[What needs to be done] Please write out the complete listing that follows, exactly as it reads.

Dataset entries on figures

_ _ _

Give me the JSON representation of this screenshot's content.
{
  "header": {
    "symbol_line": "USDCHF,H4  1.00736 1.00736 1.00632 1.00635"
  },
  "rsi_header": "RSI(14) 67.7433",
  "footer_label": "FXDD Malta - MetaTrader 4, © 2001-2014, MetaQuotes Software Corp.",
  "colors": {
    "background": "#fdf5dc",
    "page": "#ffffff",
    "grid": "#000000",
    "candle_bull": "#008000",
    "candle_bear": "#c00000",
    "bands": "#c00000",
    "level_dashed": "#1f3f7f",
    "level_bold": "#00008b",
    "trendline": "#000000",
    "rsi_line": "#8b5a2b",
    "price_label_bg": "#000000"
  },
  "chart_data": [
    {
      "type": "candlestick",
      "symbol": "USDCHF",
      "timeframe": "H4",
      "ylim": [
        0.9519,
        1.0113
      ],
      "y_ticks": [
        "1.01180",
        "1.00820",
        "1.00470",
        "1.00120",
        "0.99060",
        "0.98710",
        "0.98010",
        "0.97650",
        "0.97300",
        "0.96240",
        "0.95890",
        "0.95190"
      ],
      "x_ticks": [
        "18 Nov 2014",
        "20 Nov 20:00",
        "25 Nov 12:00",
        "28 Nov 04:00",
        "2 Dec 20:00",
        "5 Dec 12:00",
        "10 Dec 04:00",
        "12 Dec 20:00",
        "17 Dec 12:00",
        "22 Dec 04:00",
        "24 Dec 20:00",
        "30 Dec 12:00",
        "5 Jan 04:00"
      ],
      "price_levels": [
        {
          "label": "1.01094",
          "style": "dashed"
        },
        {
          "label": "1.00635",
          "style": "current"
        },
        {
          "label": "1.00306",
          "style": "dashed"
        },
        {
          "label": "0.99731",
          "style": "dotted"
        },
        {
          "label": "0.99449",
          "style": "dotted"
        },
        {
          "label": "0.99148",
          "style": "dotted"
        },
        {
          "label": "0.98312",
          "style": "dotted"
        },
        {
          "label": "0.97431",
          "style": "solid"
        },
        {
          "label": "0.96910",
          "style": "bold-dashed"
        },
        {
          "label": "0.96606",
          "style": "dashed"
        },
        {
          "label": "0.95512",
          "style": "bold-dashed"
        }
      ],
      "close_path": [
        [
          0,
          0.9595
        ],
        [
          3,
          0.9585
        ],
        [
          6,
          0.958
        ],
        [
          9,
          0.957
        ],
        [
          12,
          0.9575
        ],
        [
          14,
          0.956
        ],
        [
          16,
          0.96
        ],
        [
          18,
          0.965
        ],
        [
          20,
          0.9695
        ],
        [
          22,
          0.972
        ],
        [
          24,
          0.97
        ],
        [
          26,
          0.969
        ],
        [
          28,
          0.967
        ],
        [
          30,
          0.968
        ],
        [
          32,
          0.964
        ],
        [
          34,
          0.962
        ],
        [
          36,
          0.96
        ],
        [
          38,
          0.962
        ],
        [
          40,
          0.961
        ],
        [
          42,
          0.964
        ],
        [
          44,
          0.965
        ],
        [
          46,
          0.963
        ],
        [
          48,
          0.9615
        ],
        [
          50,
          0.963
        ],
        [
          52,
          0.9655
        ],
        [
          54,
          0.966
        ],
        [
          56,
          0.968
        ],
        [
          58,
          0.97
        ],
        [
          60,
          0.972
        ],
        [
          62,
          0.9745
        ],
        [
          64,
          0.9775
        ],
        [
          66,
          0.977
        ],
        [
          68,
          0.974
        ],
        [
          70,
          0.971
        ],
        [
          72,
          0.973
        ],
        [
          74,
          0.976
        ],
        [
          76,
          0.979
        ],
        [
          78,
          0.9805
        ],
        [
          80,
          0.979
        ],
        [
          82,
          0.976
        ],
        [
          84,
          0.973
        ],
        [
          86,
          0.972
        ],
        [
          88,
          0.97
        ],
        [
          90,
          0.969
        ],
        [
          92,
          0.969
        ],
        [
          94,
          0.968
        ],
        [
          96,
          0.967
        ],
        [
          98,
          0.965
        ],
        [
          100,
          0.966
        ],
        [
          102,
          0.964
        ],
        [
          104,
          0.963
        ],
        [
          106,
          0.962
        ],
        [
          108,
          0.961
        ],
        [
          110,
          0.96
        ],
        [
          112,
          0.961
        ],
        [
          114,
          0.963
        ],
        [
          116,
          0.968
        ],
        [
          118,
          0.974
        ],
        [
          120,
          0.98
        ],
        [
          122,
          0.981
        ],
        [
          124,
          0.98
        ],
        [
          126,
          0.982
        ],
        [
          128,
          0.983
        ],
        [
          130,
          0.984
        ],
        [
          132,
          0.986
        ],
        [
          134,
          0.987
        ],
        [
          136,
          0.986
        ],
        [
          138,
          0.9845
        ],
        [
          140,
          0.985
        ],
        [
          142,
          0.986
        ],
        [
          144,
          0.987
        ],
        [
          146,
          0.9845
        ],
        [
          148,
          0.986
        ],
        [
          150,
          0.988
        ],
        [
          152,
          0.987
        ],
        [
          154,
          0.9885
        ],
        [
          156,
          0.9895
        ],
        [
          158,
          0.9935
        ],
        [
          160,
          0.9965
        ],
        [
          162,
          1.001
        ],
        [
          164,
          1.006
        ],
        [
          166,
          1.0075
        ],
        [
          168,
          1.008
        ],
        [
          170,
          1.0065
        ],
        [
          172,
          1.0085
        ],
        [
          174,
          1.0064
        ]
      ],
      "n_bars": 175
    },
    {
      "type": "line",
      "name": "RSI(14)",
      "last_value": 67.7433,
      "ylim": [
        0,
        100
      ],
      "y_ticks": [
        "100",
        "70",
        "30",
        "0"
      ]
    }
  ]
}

_ _ _

[Expected answer]
Give me the JSON representation of this screenshot's content.
{
  "header": {
    "symbol_line": "USDCHF,H4  1.00736 1.00736 1.00632 1.00635"
  },
  "rsi_header": "RSI(14) 67.7433",
  "footer_label": "FXDD Malta - MetaTrader 4, © 2001-2014, MetaQuotes Software Corp.",
  "colors": {
    "background": "#fdf5dc",
    "page": "#ffffff",
    "grid": "#000000",
    "candle_bull": "#008000",
    "candle_bear": "#c00000",
    "bands": "#c00000",
    "level_dashed": "#1f3f7f",
    "level_bold": "#00008b",
    "trendline": "#000000",
    "rsi_line": "#8b5a2b",
    "price_label_bg": "#000000"
  },
  "chart_data": [
    {
      "type": "candlestick",
      "symbol": "USDCHF",
      "timeframe": "H4",
      "ylim": [
        0.9519,
        1.0113
      ],
      "y_ticks": [
        "1.01180",
        "1.00820",
        "1.00470",
        "1.00120",
        "0.99060",
        "0.98710",
        "0.98010",
        "0.97650",
        "0.97300",
        "0.96240",
        "0.95890",
        "0.95190"
      ],
      "x_ticks": [
        "18 Nov 2014",
        "20 Nov 20:00",
        "25 Nov 12:00",
        "28 Nov 04:00",
        "2 Dec 20:00",
        "5 Dec 12:00",
        "10 Dec 04:00",
        "12 Dec 20:00",
        "17 Dec 12:00",
        "22 Dec 04:00",
        "24 Dec 20:00",
        "30 Dec 12:00",
        "5 Jan 04:00"
      ],
      "price_levels": [
        {
          "label": "1.01094",
          "style": "dashed"
        },
        {
          "label": "1.00635",
          "style": "current"
        },
        {
          "label": "1.00306",
          "style": "dashed"
        },
        {
          "label": "0.99731",
          "style": "dotted"
        },
        {
          "label": "0.99449",
          "style": "dotted"
        },
        {
          "label": "0.99148",
          "style": "dotted"
        },
        {
          "label": "0.98312",
          "style": "dotted"
        },
        {
          "label": "0.97431",
          "style": "solid"
        },
        {
          "label": "0.96910",
          "style": "bold-dashed"
        },
        {
          "label": "0.96606",
          "style": "dashed"
        },
        {
          "label": "0.95512",
          "style": "bold-dashed"
        }
      ],
      "close_path": [
        [
          0,
          0.9595
        ],
        [
          3,
          0.9585
        ],
        [
          6,
          0.958
        ],
        [
          9,
          0.957
        ],
        [
          12,
          0.9575
        ],
        [
          14,
          0.956
        ],
        [
          16,
          0.96
        ],
        [
          18,
          0.965
        ],
        [
          20,
          0.9695
        ],
        [
          22,
          0.972
        ],
        [
          24,
          0.97
        ],
        [
          26,
          0.969
        ],
        [
          28,
          0.967
        ],
        [
          30,
          0.968
        ],
        [
          32,
          0.964
        ],
        [
          34,
          0.962
        ],
        [
          36,
          0.96
        ],
        [
          38,
          0.962
        ],
        [
          40,
          0.961
        ],
        [
          42,
          0.964
        ],
        [
          44,
          0.965
        ],
        [
          46,
          0.963
        ],
        [
          48,
          0.9615
        ],
        [
          50,
          0.963
        ],
        [
          52,
          0.9655
        ],
        [
          54,
          0.966
        ],
        [
          56,
          0.968
        ],
        [
          58,
          0.97
        ],
        [
          60,
          0.972
        ],
        [
          62,
          0.9745
        ],
        [
          64,
          0.9775
        ],
        [
          66,
          0.977
        ],
        [
          68,
          0.974
        ],
        [
          70,
          0.971
        ],
        [
          72,
          0.973
        ],
        [
          74,
          0.976
        ],
        [
          76,
          0.979
        ],
        [
          78,
          0.9805
        ],
        [
          80,
          0.979
        ],
        [
          82,
          0.976
        ],
        [
          84,
          0.973
        ],
        [
          86,
          0.972
        ],
        [
          88,
          0.97
        ],
        [
          90,
          0.969
        ],
        [
          92,
          0.969
        ],
        [
          94,
          0.968
        ],
        [
          96,
          0.967
        ],
        [
          98,
          0.965
        ],
        [
          100,
          0.966
        ],
        [
          102,
          0.964
        ],
        [
          104,
          0.963
        ],
        [
          106,
          0.962
        ],
        [
          108,
          0.961
        ],
        [
          110,
          0.96
        ],
        [
          112,
          0.961
        ],
        [
          114,
          0.963
        ],
        [
          116,
          0.968
        ],
        [
          118,
          0.974
        ],
        [
          120,
          0.98
        ],
        [
          122,
          0.981
        ],
        [
          124,
          0.98
        ],
        [
          126,
          0.982
        ],
        [
          128,
          0.983
        ],
        [
          130,
          0.984
        ],
        [
          132,
          0.986
        ],
        [
          134,
          0.987
        ],
        [
          136,
          0.986
        ],
        [
          138,
          0.9845
        ],
        [
          140,
          0.985
        ],
        [
          142,
          0.986
        ],
        [
          144,
          0.987
        ],
        [
          146,
          0.9845
        ],
        [
          148,
          0.986
        ],
        [
          150,
          0.988
        ],
        [
          152,
          0.987
        ],
        [
          154,
          0.9885
        ],
        [
          156,
          0.9895
        ],
        [
          158,
          0.9935
        ],
        [
          160,
          0.9965
        ],
        [
          162,
          1.001
        ],
        [
          164,
          1.006
        ],
        [
          166,
          1.0075
        ],
        [
          168,
          1.008
        ],
        [
          170,
          1.0065
        ],
        [
          172,
          1.0085
        ],
        [
          174,
          1.0064
        ]
      ],
      "n_bars": 175
    },
    {
      "type": "line",
      "name": "RSI(14)",
      "last_value": 67.7433,
      "ylim": [
        0,
        100
      ],
      "y_ticks": [
        "100",
        "70",
        "30",
        "0"
      ]
    }
  ]
}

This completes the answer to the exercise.